=== Task input ===

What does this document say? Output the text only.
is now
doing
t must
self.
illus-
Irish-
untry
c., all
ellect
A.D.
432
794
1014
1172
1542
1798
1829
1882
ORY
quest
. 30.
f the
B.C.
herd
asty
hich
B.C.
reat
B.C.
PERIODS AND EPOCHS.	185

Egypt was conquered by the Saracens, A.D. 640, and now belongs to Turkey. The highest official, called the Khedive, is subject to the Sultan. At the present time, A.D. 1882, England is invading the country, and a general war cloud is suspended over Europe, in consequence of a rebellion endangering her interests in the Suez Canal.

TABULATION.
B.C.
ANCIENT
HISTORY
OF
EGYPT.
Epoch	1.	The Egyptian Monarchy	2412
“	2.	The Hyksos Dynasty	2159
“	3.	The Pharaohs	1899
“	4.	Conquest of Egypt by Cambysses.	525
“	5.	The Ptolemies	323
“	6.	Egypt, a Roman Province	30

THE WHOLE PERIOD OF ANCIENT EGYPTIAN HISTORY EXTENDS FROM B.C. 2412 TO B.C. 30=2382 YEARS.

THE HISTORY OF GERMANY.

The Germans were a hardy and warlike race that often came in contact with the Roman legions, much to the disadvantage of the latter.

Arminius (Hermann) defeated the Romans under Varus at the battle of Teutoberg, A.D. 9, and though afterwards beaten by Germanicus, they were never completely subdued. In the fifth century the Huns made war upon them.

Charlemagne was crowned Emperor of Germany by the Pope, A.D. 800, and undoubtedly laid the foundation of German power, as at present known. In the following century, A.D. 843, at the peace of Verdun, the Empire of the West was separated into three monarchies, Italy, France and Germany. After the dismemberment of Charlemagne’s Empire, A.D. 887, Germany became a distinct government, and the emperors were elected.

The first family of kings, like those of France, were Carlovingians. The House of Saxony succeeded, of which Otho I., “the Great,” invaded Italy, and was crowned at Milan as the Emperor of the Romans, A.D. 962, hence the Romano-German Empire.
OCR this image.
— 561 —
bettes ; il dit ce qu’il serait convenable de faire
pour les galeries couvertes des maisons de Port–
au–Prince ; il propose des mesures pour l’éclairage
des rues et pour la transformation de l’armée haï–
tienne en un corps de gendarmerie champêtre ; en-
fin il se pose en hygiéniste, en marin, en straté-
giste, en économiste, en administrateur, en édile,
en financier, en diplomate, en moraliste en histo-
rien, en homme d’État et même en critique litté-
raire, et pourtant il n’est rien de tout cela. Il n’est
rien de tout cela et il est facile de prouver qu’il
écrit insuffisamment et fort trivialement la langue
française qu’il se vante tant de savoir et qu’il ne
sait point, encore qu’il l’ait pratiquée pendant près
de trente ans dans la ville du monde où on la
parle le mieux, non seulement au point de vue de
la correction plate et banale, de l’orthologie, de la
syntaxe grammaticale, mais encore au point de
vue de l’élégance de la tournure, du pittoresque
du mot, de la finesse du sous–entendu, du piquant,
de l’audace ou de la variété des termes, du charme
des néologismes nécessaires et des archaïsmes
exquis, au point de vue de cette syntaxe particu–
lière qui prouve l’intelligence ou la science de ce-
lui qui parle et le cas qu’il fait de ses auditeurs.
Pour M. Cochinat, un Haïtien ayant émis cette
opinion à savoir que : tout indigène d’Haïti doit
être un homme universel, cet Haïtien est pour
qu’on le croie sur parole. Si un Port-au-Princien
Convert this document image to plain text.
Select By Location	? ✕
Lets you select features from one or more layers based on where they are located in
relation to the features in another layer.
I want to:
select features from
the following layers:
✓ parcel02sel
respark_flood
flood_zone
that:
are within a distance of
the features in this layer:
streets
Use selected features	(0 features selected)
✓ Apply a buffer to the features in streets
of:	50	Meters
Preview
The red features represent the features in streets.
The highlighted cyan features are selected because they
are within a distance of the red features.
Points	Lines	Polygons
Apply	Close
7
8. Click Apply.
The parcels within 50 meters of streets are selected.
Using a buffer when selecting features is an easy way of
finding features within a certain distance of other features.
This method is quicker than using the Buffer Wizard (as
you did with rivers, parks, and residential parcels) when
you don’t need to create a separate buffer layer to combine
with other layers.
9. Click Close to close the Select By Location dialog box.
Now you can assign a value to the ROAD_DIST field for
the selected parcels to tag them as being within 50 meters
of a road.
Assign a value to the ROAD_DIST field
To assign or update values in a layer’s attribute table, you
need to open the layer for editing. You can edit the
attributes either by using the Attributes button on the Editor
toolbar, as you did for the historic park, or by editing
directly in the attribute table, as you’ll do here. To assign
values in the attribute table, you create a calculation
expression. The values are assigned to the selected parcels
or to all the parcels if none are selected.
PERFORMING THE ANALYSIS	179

===

• [Task objective]: Identify the lines that hold the word "layers". Copy every one of them.

• [Task output]:
Lets you select features from one or more layers based on where they are located in
the following layers:
with other layers.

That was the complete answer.